Written task: Pull every "культуры" line out of the data below.

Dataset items

+ + +

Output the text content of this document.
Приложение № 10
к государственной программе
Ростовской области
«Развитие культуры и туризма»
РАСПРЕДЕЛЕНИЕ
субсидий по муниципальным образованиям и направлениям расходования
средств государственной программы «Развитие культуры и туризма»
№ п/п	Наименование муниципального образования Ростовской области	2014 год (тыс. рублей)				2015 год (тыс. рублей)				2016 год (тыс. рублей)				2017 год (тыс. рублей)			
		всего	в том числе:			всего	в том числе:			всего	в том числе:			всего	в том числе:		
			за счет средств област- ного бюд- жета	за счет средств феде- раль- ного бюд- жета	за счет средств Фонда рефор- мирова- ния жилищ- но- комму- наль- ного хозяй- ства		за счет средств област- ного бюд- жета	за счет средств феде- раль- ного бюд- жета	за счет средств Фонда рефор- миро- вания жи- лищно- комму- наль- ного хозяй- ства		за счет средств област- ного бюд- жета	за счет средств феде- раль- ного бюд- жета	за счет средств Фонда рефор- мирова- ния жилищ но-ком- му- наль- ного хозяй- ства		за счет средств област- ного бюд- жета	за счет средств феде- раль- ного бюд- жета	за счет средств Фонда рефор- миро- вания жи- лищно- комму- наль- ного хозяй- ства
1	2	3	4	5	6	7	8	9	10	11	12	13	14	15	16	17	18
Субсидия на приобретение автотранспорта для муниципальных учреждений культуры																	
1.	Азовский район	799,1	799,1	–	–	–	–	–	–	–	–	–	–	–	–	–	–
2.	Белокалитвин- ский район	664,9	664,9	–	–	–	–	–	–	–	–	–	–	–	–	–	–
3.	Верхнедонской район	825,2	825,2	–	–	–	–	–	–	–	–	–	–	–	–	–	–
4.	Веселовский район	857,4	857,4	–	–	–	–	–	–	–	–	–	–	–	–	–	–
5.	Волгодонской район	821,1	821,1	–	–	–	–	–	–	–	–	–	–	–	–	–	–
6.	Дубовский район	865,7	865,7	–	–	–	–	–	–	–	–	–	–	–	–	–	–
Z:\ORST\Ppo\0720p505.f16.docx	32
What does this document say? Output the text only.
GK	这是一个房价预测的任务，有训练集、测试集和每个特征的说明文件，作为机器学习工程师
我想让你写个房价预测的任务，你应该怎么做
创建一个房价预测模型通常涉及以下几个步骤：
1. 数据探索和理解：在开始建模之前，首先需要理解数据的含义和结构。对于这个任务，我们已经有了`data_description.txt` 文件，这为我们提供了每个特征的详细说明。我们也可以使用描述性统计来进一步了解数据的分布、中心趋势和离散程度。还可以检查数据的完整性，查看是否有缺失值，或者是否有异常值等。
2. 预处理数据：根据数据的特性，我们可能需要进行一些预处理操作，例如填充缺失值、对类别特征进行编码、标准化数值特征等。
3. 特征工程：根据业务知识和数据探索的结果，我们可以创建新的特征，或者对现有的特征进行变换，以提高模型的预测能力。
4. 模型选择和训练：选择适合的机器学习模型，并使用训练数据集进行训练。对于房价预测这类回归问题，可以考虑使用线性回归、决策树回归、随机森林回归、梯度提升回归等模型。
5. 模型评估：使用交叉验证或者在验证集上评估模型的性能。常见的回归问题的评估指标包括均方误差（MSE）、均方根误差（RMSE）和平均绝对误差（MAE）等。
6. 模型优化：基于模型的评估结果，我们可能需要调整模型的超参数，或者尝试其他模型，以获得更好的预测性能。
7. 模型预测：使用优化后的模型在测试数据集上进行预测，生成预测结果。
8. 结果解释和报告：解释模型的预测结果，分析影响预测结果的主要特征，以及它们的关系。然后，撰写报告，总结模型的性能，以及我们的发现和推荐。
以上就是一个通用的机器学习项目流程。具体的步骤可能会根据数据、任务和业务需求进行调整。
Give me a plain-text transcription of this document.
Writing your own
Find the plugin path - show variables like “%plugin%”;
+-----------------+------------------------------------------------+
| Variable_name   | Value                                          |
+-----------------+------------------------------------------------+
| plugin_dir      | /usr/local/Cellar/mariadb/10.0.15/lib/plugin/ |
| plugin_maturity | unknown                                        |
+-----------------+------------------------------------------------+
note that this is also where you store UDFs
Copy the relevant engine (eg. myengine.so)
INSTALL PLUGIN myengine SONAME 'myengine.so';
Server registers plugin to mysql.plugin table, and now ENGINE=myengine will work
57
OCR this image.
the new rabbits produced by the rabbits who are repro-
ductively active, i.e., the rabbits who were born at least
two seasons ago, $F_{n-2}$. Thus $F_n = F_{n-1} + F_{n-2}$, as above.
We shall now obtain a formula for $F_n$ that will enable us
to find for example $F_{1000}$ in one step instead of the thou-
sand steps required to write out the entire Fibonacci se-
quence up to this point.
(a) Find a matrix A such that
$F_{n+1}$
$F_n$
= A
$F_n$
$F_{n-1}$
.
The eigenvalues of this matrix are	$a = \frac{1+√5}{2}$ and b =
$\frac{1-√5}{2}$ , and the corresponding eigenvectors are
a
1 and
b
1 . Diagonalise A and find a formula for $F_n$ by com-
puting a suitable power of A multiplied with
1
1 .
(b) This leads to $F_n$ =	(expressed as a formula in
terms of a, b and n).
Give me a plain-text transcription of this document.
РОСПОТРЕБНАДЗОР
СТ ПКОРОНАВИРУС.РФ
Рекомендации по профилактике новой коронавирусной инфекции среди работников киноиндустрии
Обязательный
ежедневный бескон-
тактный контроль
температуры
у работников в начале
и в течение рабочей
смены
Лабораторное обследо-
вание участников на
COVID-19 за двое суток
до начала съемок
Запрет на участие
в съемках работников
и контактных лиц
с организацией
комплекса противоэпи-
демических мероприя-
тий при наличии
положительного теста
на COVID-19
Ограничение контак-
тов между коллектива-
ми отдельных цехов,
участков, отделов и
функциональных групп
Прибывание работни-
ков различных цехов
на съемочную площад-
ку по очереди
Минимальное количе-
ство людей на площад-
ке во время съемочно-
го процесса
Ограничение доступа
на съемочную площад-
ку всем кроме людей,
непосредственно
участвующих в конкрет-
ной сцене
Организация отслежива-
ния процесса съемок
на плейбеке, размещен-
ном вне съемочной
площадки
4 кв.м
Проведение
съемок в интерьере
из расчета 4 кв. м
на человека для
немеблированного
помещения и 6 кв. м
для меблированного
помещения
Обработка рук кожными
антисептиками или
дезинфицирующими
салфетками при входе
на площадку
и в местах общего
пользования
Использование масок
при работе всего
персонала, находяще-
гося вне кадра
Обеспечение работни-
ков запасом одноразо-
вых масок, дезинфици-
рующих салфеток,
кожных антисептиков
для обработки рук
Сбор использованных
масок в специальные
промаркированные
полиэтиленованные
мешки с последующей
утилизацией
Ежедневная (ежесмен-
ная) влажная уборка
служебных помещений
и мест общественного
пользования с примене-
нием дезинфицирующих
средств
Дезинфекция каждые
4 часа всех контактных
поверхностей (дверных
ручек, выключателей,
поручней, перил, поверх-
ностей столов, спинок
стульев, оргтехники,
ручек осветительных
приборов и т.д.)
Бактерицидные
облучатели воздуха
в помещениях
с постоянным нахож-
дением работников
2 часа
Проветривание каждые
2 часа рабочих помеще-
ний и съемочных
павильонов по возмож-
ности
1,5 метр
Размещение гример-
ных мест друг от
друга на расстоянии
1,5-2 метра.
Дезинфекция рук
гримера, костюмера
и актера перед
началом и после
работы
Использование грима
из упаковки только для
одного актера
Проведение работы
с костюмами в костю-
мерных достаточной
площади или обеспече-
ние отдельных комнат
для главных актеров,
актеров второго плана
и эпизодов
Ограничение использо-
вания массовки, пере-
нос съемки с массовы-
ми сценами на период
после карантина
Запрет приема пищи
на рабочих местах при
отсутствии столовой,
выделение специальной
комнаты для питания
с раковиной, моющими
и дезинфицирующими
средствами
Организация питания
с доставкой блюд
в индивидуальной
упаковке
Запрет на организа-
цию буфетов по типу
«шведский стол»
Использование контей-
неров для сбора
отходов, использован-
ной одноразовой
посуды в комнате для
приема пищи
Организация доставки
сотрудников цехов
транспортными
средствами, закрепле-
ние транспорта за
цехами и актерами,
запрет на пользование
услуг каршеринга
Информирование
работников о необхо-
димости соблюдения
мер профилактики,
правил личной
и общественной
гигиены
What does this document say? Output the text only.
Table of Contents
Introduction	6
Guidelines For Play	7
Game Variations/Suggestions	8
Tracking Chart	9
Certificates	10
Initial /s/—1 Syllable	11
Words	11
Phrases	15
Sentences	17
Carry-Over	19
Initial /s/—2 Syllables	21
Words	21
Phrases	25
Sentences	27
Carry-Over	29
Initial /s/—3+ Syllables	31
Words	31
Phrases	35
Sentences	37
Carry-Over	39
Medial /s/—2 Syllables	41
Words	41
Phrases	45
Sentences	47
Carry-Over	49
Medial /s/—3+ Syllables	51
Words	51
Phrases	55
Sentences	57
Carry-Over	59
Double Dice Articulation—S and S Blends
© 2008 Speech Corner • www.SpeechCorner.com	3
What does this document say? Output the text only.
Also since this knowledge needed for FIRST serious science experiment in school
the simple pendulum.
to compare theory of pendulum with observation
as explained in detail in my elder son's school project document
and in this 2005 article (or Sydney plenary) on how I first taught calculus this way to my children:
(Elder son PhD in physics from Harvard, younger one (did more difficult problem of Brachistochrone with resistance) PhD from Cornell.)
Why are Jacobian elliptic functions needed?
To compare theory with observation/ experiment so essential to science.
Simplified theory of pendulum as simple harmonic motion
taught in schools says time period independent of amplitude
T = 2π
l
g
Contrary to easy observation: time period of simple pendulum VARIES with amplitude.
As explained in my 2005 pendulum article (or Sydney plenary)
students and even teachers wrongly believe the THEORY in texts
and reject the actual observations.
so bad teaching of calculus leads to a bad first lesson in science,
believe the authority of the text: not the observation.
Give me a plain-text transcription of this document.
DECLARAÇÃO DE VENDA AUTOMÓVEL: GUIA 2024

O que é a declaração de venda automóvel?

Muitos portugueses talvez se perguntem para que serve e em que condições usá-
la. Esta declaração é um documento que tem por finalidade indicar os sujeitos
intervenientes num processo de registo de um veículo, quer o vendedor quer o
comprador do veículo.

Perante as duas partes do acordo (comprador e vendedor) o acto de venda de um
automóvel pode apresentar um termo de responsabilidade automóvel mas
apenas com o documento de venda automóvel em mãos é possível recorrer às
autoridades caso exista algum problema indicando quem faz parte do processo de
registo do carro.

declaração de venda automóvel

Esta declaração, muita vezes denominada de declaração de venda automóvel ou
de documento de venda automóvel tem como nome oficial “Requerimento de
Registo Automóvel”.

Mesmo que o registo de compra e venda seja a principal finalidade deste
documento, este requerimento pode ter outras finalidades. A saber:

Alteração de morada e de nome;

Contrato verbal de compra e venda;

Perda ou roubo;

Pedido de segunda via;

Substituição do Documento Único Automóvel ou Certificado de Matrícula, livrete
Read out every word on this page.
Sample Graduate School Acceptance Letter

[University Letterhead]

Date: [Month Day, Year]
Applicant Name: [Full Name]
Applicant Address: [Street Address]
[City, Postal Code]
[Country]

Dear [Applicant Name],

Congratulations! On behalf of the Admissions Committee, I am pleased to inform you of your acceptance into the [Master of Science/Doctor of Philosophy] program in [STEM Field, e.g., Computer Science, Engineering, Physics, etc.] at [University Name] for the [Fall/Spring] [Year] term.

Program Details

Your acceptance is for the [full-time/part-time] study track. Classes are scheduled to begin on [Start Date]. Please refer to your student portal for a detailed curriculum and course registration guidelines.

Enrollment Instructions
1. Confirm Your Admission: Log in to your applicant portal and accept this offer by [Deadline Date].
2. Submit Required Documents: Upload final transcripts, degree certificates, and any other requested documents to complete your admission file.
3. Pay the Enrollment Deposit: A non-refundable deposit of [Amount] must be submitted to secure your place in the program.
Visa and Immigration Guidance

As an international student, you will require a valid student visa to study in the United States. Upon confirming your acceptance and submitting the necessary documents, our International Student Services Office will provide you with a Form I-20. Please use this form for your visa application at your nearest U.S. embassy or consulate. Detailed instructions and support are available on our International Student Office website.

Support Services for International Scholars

+ + +

Full response:
«Развитие культуры и туризма»
средств государственной программы «Развитие культуры и туризма»
Субсидия на приобретение автотранспорта для муниципальных учреждений культуры																	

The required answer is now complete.